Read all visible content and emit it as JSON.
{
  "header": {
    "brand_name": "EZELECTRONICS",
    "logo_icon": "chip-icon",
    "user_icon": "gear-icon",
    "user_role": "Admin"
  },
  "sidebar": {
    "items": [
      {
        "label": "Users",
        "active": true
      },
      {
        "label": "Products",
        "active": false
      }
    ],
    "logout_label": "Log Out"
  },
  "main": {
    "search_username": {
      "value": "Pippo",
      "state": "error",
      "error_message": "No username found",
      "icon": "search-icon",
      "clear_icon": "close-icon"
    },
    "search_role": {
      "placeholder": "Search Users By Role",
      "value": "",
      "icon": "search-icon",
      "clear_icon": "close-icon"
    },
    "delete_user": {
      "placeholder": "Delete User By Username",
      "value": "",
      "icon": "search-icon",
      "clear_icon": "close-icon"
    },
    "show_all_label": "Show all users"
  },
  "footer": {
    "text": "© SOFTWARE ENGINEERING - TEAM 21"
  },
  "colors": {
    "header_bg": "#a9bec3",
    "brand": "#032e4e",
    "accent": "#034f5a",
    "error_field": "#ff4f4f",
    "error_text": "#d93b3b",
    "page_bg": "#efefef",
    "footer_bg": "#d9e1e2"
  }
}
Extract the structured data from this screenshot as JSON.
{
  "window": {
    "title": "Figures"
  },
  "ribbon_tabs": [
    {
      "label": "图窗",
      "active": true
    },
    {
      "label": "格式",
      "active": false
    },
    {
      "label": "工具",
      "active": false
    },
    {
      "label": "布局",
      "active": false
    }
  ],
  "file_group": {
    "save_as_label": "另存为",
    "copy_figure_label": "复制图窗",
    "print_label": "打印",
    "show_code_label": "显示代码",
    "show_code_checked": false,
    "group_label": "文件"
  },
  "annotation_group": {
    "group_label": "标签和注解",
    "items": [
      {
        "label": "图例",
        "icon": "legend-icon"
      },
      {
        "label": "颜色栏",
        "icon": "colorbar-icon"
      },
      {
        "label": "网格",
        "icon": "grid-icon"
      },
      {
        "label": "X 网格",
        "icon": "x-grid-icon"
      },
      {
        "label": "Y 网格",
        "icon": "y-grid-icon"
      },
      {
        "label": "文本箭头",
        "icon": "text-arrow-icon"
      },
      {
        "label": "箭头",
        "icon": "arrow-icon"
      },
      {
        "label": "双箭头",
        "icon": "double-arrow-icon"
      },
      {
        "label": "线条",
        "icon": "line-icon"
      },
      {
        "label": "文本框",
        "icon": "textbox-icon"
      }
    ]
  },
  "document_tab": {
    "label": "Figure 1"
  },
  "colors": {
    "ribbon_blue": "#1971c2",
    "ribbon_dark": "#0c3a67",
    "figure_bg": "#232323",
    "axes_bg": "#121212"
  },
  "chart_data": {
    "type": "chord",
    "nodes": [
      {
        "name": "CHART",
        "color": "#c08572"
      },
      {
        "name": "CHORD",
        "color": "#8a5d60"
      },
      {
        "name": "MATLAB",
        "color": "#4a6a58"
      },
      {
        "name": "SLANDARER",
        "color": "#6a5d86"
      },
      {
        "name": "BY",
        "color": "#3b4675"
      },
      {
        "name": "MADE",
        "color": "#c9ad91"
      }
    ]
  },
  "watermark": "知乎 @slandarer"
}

········

Aim of the task: Return all the data exactly as given.

The solution:
Read all visible content and emit it as JSON.
{
  "header": {
    "brand_name": "EZELECTRONICS",
    "logo_icon": "chip-icon",
    "user_icon": "gear-icon",
    "user_role": "Admin"
  },
  "sidebar": {
    "items": [
      {
        "label": "Users",
        "active": true
      },
      {
        "label": "Products",
        "active": false
      }
    ],
    "logout_label": "Log Out"
  },
  "main": {
    "search_username": {
      "value": "Pippo",
      "state": "error",
      "error_message": "No username found",
      "icon": "search-icon",
      "clear_icon": "close-icon"
    },
    "search_role": {
      "placeholder": "Search Users By Role",
      "value": "",
      "icon": "search-icon",
      "clear_icon": "close-icon"
    },
    "delete_user": {
      "placeholder": "Delete User By Username",
      "value": "",
      "icon": "search-icon",
      "clear_icon": "close-icon"
    },
    "show_all_label": "Show all users"
  },
  "footer": {
    "text": "© SOFTWARE ENGINEERING - TEAM 21"
  },
  "colors": {
    "header_bg": "#a9bec3",
    "brand": "#032e4e",
    "accent": "#034f5a",
    "error_field": "#ff4f4f",
    "error_text": "#d93b3b",
    "page_bg": "#efefef",
    "footer_bg": "#d9e1e2"
  }
}
Extract the structured data from this screenshot as JSON.
{
  "window": {
    "title": "Figures"
  },
  "ribbon_tabs": [
    {
      "label": "图窗",
      "active": true
    },
    {
      "label": "格式",
      "active": false
    },
    {
      "label": "工具",
      "active": false
    },
    {
      "label": "布局",
      "active": false
    }
  ],
  "file_group": {
    "save_as_label": "另存为",
    "copy_figure_label": "复制图窗",
    "print_label": "打印",
    "show_code_label": "显示代码",
    "show_code_checked": false,
    "group_label": "文件"
  },
  "annotation_group": {
    "group_label": "标签和注解",
    "items": [
      {
        "label": "图例",
        "icon": "legend-icon"
      },
      {
        "label": "颜色栏",
        "icon": "colorbar-icon"
      },
      {
        "label": "网格",
        "icon": "grid-icon"
      },
      {
        "label": "X 网格",
        "icon": "x-grid-icon"
      },
      {
        "label": "Y 网格",
        "icon": "y-grid-icon"
      },
      {
        "label": "文本箭头",
        "icon": "text-arrow-icon"
      },
      {
        "label": "箭头",
        "icon": "arrow-icon"
      },
      {
        "label": "双箭头",
        "icon": "double-arrow-icon"
      },
      {
        "label": "线条",
        "icon": "line-icon"
      },
      {
        "label": "文本框",
        "icon": "textbox-icon"
      }
    ]
  },
  "document_tab": {
    "label": "Figure 1"
  },
  "colors": {
    "ribbon_blue": "#1971c2",
    "ribbon_dark": "#0c3a67",
    "figure_bg": "#232323",
    "axes_bg": "#121212"
  },
  "chart_data": {
    "type": "chord",
    "nodes": [
      {
        "name": "CHART",
        "color": "#c08572"
      },
      {
        "name": "CHORD",
        "color": "#8a5d60"
      },
      {
        "name": "MATLAB",
        "color": "#4a6a58"
      },
      {
        "name": "SLANDARER",
        "color": "#6a5d86"
      },
      {
        "name": "BY",
        "color": "#3b4675"
      },
      {
        "name": "MADE",
        "color": "#c9ad91"
      }
    ]
  },
  "watermark": "知乎 @slandarer"
}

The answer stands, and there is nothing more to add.